**Data provided:**
____________________

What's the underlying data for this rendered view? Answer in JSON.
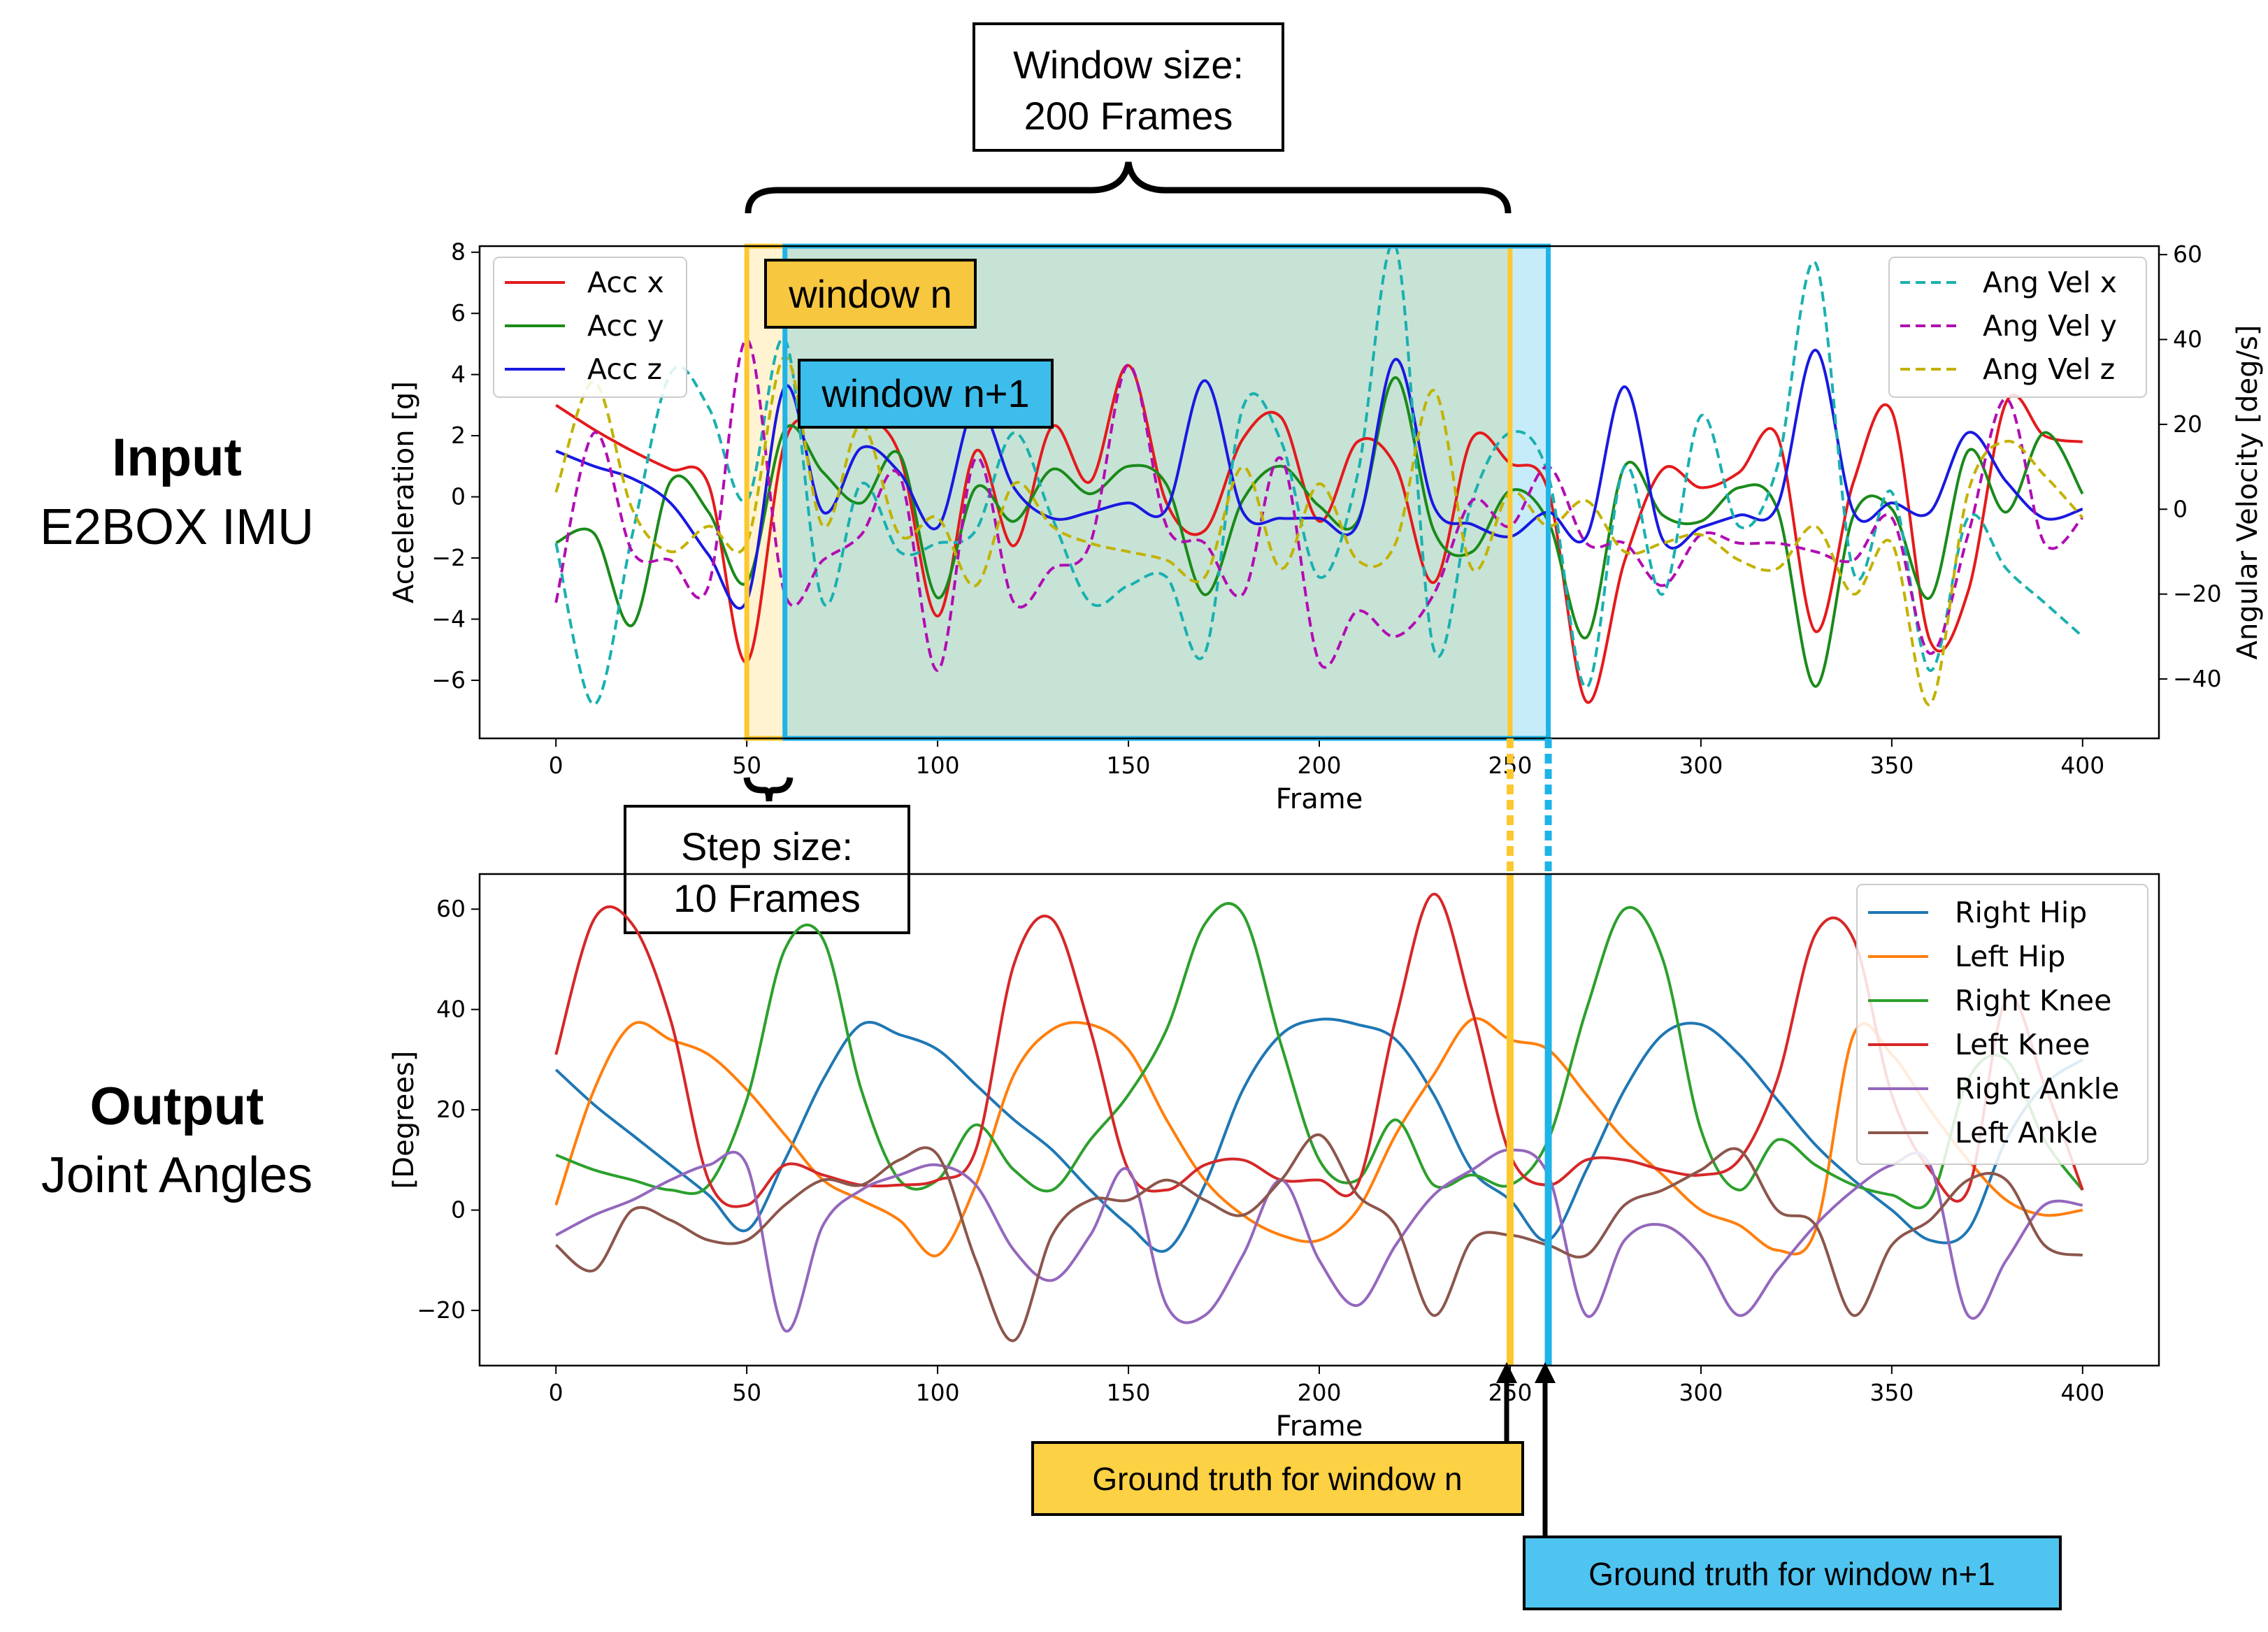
{
  "sides": {
    "input_title": "Input",
    "input_sub": "E2BOX IMU",
    "output_title": "Output",
    "output_sub": "Joint Angles"
  },
  "annotations": {
    "window_size_line1": "Window size:",
    "window_size_line2": "200 Frames",
    "step_size_line1": "Step size:",
    "step_size_line2": "10 Frames",
    "window_n": "window n",
    "window_n1": "window n+1",
    "gt_n": "Ground truth for window n",
    "gt_n1": "Ground truth for window n+1"
  },
  "colors": {
    "window_n": "#FDC82F",
    "window_n1": "#1EB4E8",
    "gt_n_box": "#FDD144",
    "gt_n1_box": "#4FC4F0"
  },
  "chart_data": [
    {
      "type": "line",
      "xlabel": "Frame",
      "ylabel": "Acceleration [g]",
      "y2label": "Angular Velocity [deg/s]",
      "xlim": [
        -20,
        420
      ],
      "ylim": [
        -7.9,
        8.2
      ],
      "y2lim": [
        -54,
        62
      ],
      "xticks": [
        0,
        50,
        100,
        150,
        200,
        250,
        300,
        350,
        400
      ],
      "yticks": [
        -6,
        -4,
        -2,
        0,
        2,
        4,
        6,
        8
      ],
      "y2ticks": [
        -40,
        -20,
        0,
        20,
        40,
        60
      ],
      "legend_left": "upper-left",
      "legend_right": "upper-right",
      "x": [
        0,
        10,
        20,
        30,
        40,
        50,
        60,
        70,
        80,
        90,
        100,
        110,
        120,
        130,
        140,
        150,
        160,
        170,
        180,
        190,
        200,
        210,
        220,
        230,
        240,
        250,
        260,
        270,
        280,
        290,
        300,
        310,
        320,
        330,
        340,
        350,
        360,
        370,
        380,
        390,
        400
      ],
      "series": [
        {
          "name": "Acc x",
          "axis": "left",
          "color": "#E41A1C",
          "dash": "solid",
          "values": [
            3.0,
            2.2,
            1.5,
            0.9,
            0.4,
            -5.4,
            1.8,
            2.4,
            2.6,
            1.4,
            -3.9,
            1.5,
            -1.6,
            2.3,
            0.5,
            4.3,
            -0.2,
            -1.1,
            1.9,
            2.6,
            -0.8,
            1.8,
            1.0,
            -2.8,
            1.9,
            1.1,
            0.2,
            -6.7,
            -2.1,
            0.9,
            0.3,
            0.8,
            2.0,
            -4.4,
            0.5,
            2.8,
            -4.7,
            -3.1,
            3.1,
            2.0,
            1.8
          ]
        },
        {
          "name": "Acc y",
          "axis": "left",
          "color": "#1A8A1A",
          "dash": "solid",
          "values": [
            -1.5,
            -1.2,
            -4.2,
            0.5,
            -0.5,
            -2.8,
            2.2,
            0.8,
            -0.2,
            1.4,
            -3.3,
            0.3,
            -0.8,
            0.9,
            0.1,
            1.0,
            0.4,
            -3.2,
            -0.1,
            1.0,
            -0.3,
            -0.8,
            3.9,
            -1.1,
            -1.8,
            0.2,
            -0.8,
            -4.6,
            1.0,
            -0.6,
            -0.8,
            0.3,
            -0.4,
            -6.2,
            -0.6,
            -0.4,
            -3.3,
            1.5,
            -0.5,
            2.1,
            0.1
          ]
        },
        {
          "name": "Acc z",
          "axis": "left",
          "color": "#1919E0",
          "dash": "solid",
          "values": [
            1.5,
            1.0,
            0.6,
            -0.2,
            -1.9,
            -3.4,
            3.6,
            -0.5,
            1.6,
            0.8,
            -1.0,
            3.0,
            0.3,
            -0.7,
            -0.5,
            -0.2,
            -0.4,
            3.8,
            -0.5,
            -0.7,
            -0.7,
            -0.9,
            4.5,
            -0.3,
            -0.9,
            -1.3,
            -0.5,
            -1.3,
            3.6,
            -1.4,
            -1.0,
            -0.6,
            -0.3,
            4.8,
            -0.5,
            -0.2,
            -0.5,
            2.1,
            0.5,
            -0.7,
            -0.4
          ]
        },
        {
          "name": "Ang Vel x",
          "axis": "right",
          "color": "#1AB0B0",
          "dash": "dashed",
          "values": [
            -8,
            -46,
            -6,
            32,
            24,
            2,
            40,
            -22,
            6,
            -10,
            -8,
            -5,
            18,
            -2,
            -22,
            -18,
            -16,
            -34,
            24,
            16,
            -16,
            8,
            62,
            -33,
            2,
            18,
            8,
            -42,
            10,
            -20,
            22,
            -4,
            10,
            58,
            -15,
            4,
            -38,
            -2,
            -14,
            -22,
            -30
          ]
        },
        {
          "name": "Ang Vel y",
          "axis": "right",
          "color": "#B20DB2",
          "dash": "dashed",
          "values": [
            -22,
            18,
            -10,
            -12,
            -18,
            40,
            -20,
            -12,
            -6,
            8,
            -38,
            12,
            -22,
            -14,
            -8,
            34,
            -4,
            -8,
            -20,
            12,
            -36,
            -24,
            -30,
            -20,
            2,
            -4,
            10,
            -8,
            -8,
            -18,
            -6,
            -8,
            -8,
            -10,
            -12,
            -2,
            -34,
            -6,
            26,
            -8,
            -2
          ]
        },
        {
          "name": "Ang Vel z",
          "axis": "right",
          "color": "#C2B200",
          "dash": "dashed",
          "values": [
            4,
            30,
            0,
            -10,
            -4,
            -8,
            36,
            -4,
            20,
            -6,
            -2,
            -18,
            6,
            -4,
            -8,
            -10,
            -12,
            -16,
            10,
            -14,
            6,
            -12,
            -8,
            28,
            -14,
            4,
            -4,
            2,
            -10,
            -8,
            -6,
            -12,
            -14,
            -4,
            -20,
            -8,
            -46,
            4,
            16,
            8,
            -2
          ]
        }
      ]
    },
    {
      "type": "line",
      "xlabel": "Frame",
      "ylabel": "[Degrees]",
      "xlim": [
        -20,
        420
      ],
      "ylim": [
        -31,
        67
      ],
      "xticks": [
        0,
        50,
        100,
        150,
        200,
        250,
        300,
        350,
        400
      ],
      "yticks": [
        -20,
        0,
        20,
        40,
        60
      ],
      "legend": "upper-right",
      "x": [
        0,
        10,
        20,
        30,
        40,
        50,
        60,
        70,
        80,
        90,
        100,
        110,
        120,
        130,
        140,
        150,
        160,
        170,
        180,
        190,
        200,
        210,
        220,
        230,
        240,
        250,
        260,
        270,
        280,
        290,
        300,
        310,
        320,
        330,
        340,
        350,
        360,
        370,
        380,
        390,
        400
      ],
      "series": [
        {
          "name": "Right Hip",
          "color": "#1F77B4",
          "values": [
            28,
            21,
            15,
            9,
            3,
            -4,
            10,
            26,
            37,
            35,
            32,
            25,
            18,
            12,
            4,
            -3,
            -8,
            5,
            24,
            35,
            38,
            37,
            34,
            23,
            8,
            2,
            -6,
            8,
            24,
            35,
            37,
            31,
            22,
            13,
            6,
            0,
            -6,
            -4,
            14,
            25,
            30
          ]
        },
        {
          "name": "Left Hip",
          "color": "#FF7F0E",
          "values": [
            1,
            24,
            37,
            34,
            31,
            24,
            15,
            6,
            2,
            -2,
            -9,
            5,
            27,
            36,
            37,
            32,
            18,
            6,
            -1,
            -5,
            -6,
            0,
            15,
            27,
            38,
            34,
            32,
            23,
            14,
            7,
            0,
            -3,
            -8,
            -4,
            35,
            31,
            20,
            10,
            2,
            -1,
            0
          ]
        },
        {
          "name": "Right Knee",
          "color": "#2CA02C",
          "values": [
            11,
            8,
            6,
            4,
            5,
            22,
            52,
            54,
            24,
            6,
            6,
            17,
            8,
            4,
            14,
            23,
            36,
            57,
            59,
            33,
            10,
            6,
            18,
            5,
            7,
            5,
            14,
            40,
            60,
            50,
            16,
            4,
            14,
            9,
            5,
            3,
            2,
            26,
            30,
            14,
            4
          ]
        },
        {
          "name": "Left Knee",
          "color": "#D62728",
          "values": [
            31,
            58,
            57,
            38,
            6,
            1,
            9,
            7,
            5,
            5,
            6,
            12,
            49,
            58,
            36,
            8,
            4,
            9,
            10,
            6,
            6,
            5,
            38,
            63,
            40,
            11,
            5,
            10,
            10,
            8,
            7,
            10,
            26,
            55,
            54,
            23,
            8,
            4,
            42,
            25,
            4
          ]
        },
        {
          "name": "Right Ankle",
          "color": "#9467BD",
          "values": [
            -5,
            -1,
            2,
            6,
            9,
            9,
            -24,
            -3,
            4,
            7,
            9,
            5,
            -8,
            -14,
            -5,
            8,
            -19,
            -21,
            -9,
            6,
            -10,
            -19,
            -7,
            3,
            8,
            12,
            7,
            -21,
            -6,
            -3,
            -9,
            -21,
            -12,
            -3,
            4,
            9,
            9,
            -21,
            -10,
            1,
            1
          ]
        },
        {
          "name": "Left Ankle",
          "color": "#8C564B",
          "values": [
            -7,
            -12,
            0,
            -2,
            -6,
            -6,
            1,
            6,
            5,
            10,
            11,
            -10,
            -26,
            -5,
            2,
            2,
            6,
            2,
            -1,
            6,
            15,
            3,
            -3,
            -21,
            -6,
            -5,
            -7,
            -9,
            1,
            4,
            8,
            12,
            0,
            -3,
            -21,
            -7,
            -2,
            6,
            6,
            -7,
            -9
          ]
        }
      ]
    }
  ]
}
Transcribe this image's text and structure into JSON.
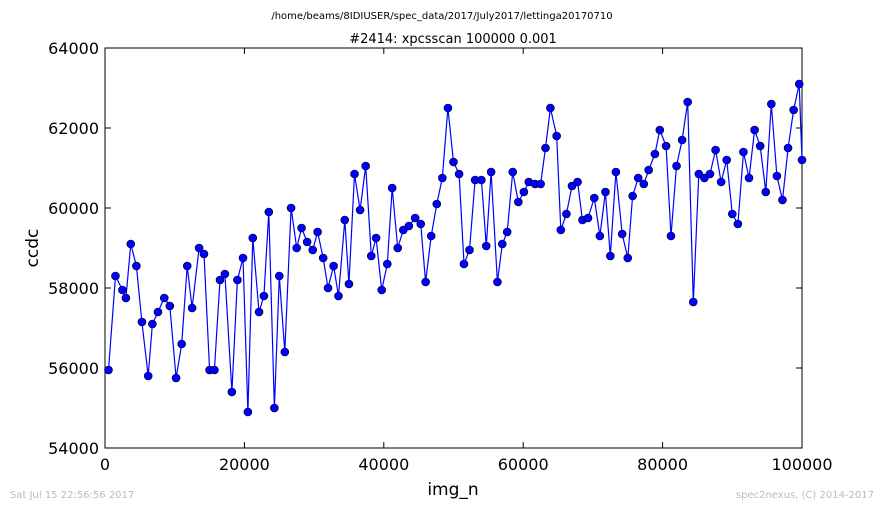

____________________

**The exercise:** Only the number is wanted: how many lines of the data contain the word "JSON"?

**Output below:** 2